[start EXTRACTED MATERIAL]

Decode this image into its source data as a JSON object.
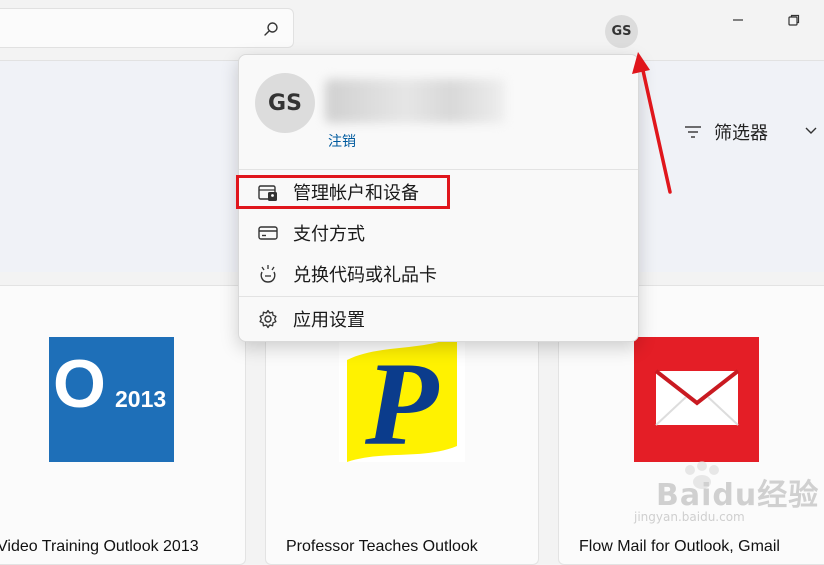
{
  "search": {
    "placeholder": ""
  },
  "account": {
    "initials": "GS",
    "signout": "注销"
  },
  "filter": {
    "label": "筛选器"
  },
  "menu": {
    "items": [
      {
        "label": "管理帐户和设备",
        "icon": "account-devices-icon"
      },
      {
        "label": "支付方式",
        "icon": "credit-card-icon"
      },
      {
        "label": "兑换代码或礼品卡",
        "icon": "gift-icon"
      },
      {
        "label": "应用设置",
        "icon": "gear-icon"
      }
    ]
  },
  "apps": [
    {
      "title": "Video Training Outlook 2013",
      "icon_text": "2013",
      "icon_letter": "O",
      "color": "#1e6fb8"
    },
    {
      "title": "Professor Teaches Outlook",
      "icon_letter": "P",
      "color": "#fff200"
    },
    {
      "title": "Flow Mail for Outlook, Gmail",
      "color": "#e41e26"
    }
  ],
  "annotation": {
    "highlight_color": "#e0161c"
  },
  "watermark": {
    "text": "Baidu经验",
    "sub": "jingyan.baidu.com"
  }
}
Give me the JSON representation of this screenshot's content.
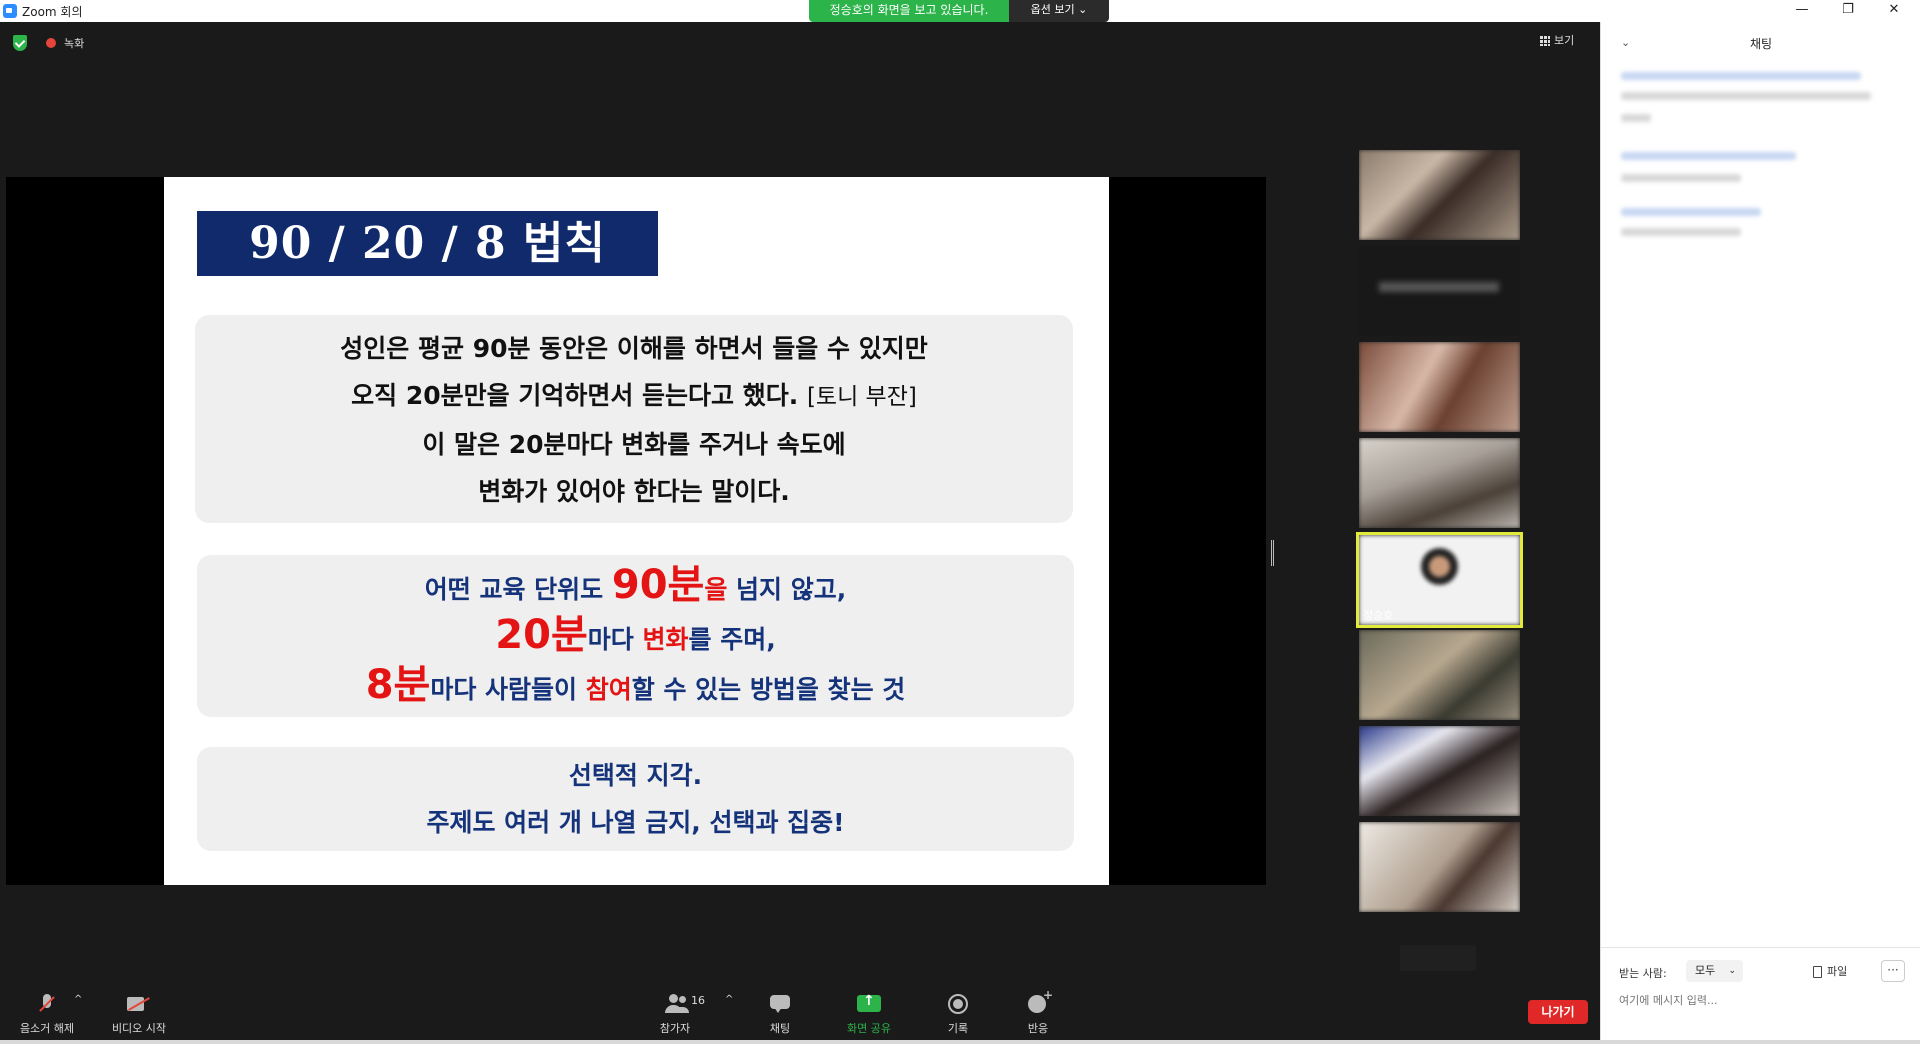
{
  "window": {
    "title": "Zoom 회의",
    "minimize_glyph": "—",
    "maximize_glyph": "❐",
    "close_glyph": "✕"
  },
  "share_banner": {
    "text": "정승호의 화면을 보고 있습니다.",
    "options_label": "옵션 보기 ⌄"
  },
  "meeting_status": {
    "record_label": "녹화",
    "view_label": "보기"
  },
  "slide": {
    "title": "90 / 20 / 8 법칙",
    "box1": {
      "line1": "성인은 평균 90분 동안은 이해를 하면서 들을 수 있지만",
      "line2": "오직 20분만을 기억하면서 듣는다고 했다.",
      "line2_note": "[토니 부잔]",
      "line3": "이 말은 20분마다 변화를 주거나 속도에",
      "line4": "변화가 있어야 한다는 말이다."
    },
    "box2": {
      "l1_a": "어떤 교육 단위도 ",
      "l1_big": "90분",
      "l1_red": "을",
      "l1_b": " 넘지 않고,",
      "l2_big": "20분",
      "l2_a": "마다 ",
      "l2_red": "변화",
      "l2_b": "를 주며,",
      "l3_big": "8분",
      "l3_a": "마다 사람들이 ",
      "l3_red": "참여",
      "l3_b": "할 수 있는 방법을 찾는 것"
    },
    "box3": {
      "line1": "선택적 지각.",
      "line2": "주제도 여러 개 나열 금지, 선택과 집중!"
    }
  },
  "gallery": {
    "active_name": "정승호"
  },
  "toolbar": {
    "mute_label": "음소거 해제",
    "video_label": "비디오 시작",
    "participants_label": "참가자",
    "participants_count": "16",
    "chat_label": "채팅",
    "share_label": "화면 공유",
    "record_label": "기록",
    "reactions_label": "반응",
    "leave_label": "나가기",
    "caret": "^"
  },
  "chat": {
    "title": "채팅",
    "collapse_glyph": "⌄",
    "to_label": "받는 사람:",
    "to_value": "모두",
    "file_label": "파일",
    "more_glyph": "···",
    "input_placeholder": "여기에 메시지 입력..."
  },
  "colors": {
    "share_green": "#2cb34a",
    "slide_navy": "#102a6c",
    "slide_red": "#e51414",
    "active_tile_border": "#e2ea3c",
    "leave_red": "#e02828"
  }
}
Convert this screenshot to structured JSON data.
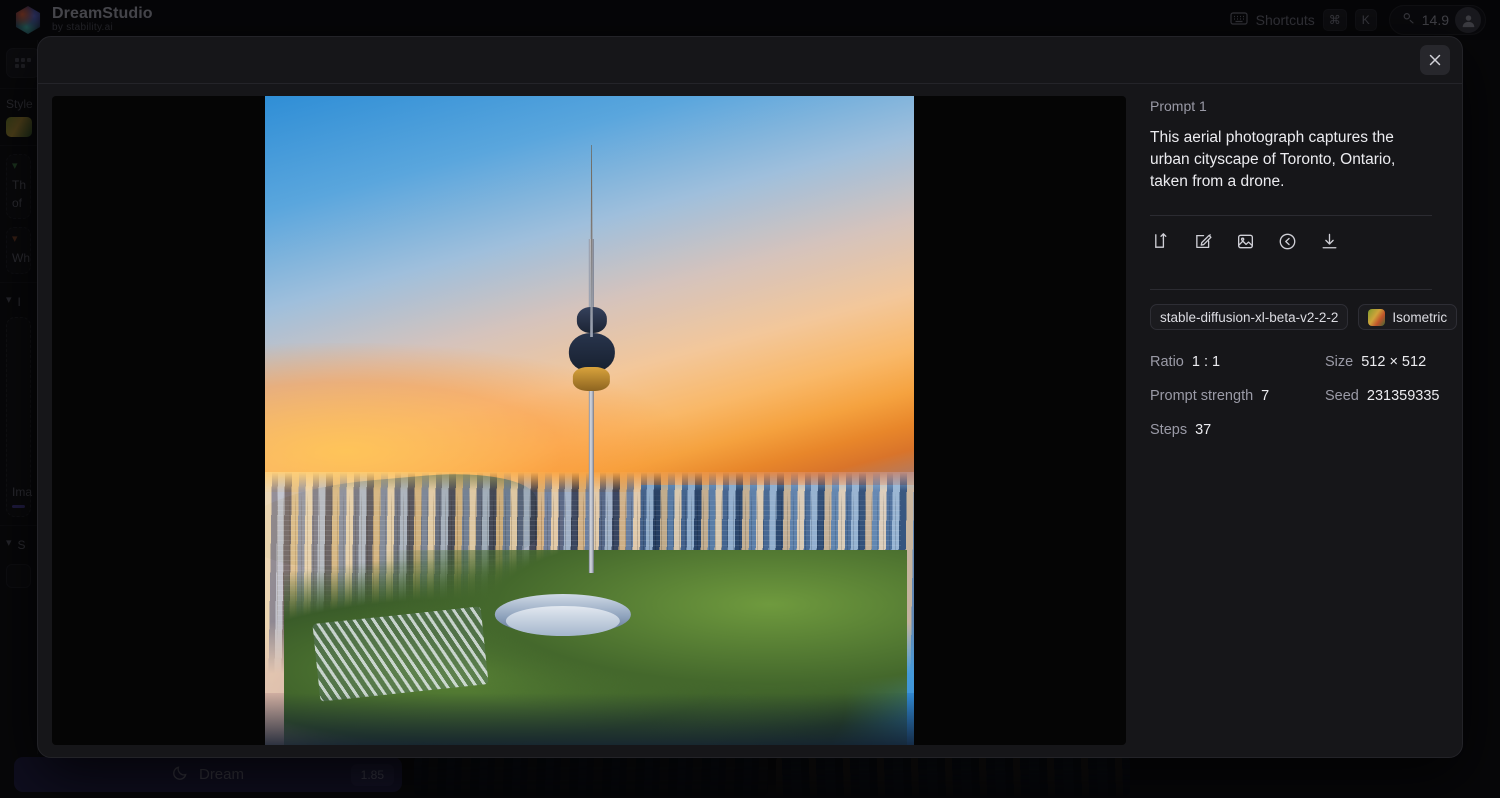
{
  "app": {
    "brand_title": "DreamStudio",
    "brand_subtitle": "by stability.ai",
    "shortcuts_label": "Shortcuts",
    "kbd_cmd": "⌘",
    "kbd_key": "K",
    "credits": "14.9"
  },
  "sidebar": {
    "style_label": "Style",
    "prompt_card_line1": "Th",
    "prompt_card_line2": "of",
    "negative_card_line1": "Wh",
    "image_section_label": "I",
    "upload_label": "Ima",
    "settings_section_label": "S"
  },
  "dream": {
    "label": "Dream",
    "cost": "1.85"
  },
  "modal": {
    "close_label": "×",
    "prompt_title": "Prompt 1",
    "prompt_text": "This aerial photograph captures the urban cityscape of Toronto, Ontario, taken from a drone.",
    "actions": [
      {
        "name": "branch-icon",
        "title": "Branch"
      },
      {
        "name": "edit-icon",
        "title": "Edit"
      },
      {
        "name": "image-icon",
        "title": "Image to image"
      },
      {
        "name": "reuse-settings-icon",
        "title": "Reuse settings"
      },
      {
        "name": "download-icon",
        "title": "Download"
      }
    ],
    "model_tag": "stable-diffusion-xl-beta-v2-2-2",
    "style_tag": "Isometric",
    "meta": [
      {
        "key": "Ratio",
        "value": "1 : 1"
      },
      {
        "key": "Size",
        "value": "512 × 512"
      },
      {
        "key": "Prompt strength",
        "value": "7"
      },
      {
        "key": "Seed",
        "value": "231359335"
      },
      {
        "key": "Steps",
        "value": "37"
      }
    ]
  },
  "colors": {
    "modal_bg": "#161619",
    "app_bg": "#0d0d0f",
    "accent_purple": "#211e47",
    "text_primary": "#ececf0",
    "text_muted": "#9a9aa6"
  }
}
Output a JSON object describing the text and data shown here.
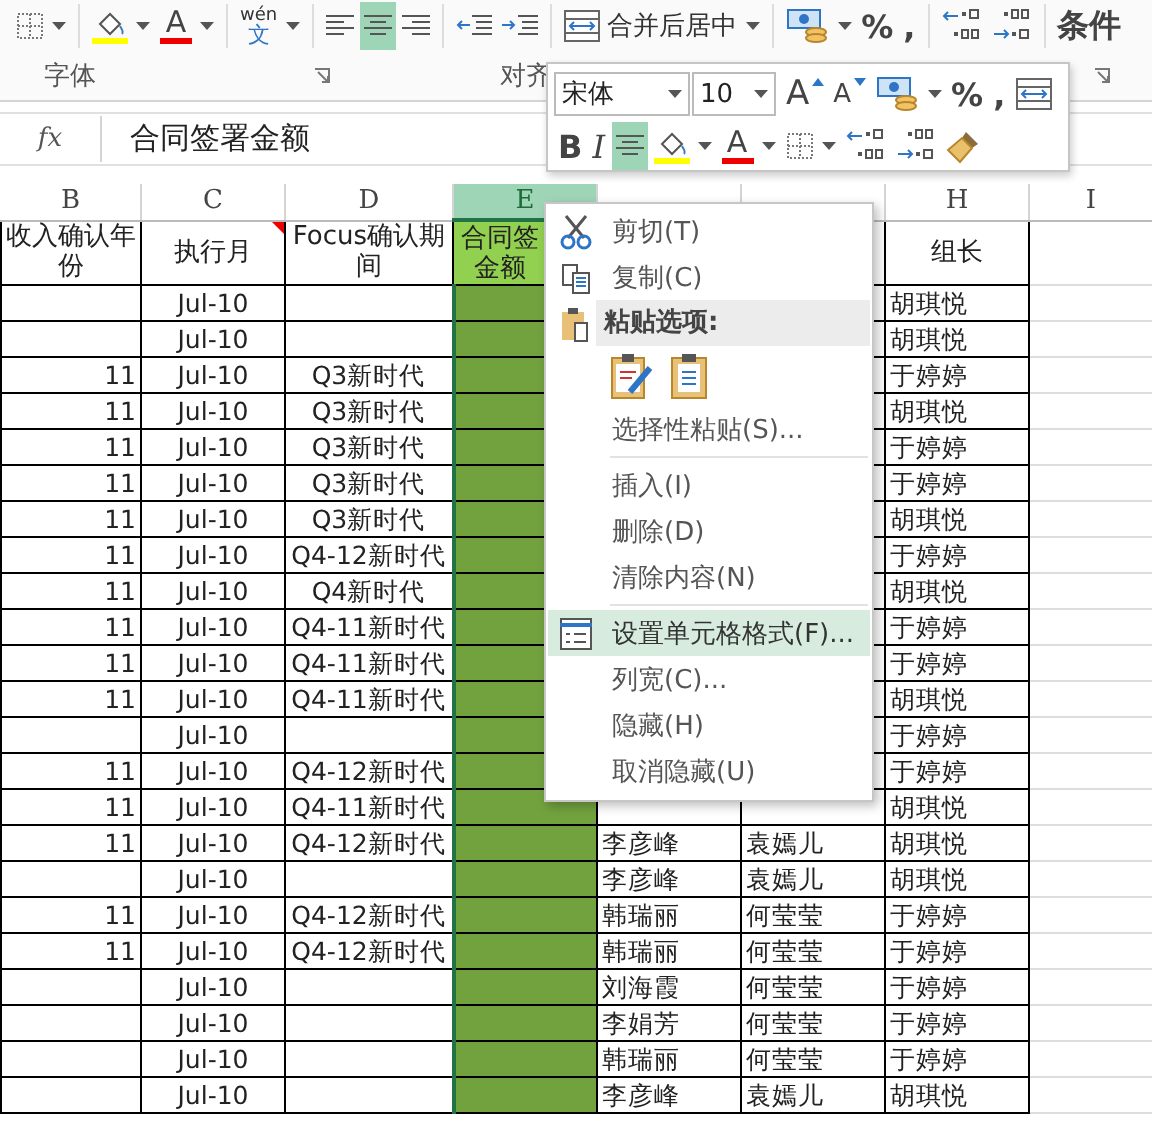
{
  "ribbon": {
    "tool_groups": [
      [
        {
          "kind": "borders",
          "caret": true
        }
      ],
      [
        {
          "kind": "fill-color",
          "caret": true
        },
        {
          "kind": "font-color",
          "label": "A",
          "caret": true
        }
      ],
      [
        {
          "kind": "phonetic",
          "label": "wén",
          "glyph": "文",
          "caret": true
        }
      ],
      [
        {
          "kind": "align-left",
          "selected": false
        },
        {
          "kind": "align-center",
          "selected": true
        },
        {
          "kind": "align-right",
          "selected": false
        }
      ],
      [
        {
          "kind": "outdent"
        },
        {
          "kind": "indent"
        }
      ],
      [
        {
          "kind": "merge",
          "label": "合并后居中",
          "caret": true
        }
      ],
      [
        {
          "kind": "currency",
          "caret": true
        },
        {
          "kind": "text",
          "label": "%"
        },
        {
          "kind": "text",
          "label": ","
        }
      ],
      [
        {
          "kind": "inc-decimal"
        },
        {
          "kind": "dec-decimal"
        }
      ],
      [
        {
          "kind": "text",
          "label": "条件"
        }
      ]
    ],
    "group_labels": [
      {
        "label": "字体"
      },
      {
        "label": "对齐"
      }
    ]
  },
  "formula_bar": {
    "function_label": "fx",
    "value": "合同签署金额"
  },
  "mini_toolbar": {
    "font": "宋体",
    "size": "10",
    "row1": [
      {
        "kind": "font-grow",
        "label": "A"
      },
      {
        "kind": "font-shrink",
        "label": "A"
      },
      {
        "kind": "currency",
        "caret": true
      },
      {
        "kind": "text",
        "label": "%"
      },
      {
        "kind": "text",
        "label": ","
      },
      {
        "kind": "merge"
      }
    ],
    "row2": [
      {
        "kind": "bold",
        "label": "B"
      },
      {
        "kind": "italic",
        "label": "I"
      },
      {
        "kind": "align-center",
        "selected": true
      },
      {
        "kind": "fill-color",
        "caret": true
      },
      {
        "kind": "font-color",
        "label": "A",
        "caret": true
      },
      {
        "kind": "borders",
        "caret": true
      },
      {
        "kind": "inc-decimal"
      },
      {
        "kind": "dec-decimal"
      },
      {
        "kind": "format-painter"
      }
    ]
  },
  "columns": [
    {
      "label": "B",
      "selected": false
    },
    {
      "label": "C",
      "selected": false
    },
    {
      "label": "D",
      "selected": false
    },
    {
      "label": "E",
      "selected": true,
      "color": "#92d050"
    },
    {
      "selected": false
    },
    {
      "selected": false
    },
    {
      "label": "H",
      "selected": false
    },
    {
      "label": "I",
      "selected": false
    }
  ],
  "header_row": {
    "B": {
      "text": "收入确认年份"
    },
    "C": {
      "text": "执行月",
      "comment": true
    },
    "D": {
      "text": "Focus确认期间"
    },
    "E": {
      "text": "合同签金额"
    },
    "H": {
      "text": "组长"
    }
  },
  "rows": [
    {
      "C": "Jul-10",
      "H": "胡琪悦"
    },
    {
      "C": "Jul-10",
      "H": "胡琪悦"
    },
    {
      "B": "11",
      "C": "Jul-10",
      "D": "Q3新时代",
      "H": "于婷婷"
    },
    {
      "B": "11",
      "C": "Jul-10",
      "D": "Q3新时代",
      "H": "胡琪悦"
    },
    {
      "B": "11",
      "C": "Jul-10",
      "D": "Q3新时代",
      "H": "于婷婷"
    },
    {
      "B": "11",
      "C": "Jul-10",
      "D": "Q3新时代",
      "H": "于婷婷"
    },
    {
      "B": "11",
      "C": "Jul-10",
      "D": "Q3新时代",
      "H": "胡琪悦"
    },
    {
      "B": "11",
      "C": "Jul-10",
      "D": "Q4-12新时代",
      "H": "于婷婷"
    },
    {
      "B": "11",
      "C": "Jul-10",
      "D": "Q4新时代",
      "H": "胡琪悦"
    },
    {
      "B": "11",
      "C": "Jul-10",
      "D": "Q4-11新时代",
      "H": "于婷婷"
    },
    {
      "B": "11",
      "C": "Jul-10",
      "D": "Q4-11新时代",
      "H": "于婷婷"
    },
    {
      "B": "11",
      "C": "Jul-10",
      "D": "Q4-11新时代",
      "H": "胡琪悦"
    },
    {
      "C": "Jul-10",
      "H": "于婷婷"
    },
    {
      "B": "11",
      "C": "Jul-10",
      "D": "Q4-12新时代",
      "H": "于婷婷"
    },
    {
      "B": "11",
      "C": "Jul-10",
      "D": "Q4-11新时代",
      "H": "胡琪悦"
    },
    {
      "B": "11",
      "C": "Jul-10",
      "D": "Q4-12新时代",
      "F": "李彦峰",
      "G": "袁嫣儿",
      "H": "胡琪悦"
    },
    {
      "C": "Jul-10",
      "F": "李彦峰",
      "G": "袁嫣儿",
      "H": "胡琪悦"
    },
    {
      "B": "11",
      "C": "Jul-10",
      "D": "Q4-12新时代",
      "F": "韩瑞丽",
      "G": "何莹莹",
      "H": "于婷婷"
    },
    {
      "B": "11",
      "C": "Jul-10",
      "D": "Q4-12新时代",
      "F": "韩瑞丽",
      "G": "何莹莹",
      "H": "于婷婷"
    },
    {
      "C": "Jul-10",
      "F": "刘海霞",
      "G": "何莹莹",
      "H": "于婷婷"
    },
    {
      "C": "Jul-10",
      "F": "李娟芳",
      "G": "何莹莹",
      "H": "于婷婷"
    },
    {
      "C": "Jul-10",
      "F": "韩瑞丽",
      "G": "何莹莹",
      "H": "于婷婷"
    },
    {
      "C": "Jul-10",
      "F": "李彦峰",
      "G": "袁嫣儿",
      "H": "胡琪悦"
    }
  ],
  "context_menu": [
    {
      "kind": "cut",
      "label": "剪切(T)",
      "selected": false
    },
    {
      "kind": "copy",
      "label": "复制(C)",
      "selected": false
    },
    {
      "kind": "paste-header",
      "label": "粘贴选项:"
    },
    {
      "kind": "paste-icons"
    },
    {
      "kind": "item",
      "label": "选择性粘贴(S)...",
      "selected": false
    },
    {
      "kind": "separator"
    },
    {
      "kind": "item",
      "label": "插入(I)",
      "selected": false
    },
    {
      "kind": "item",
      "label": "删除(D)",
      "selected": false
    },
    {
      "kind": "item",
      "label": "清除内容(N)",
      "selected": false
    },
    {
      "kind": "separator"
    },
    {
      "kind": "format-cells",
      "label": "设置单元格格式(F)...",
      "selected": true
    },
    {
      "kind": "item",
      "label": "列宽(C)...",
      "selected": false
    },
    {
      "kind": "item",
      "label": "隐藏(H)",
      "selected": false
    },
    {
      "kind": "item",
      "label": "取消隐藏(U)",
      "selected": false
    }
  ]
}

[end EXTRACTED MATERIAL]

PROBLEM TO WORK ON: Every line that holds the string "data" should be returned.

OUTPUT BELOW:
Decode this image into its source data as a JSON object.
Convert this screenshot to structured JSON data.
Output a JSON object describing the text and data shown here.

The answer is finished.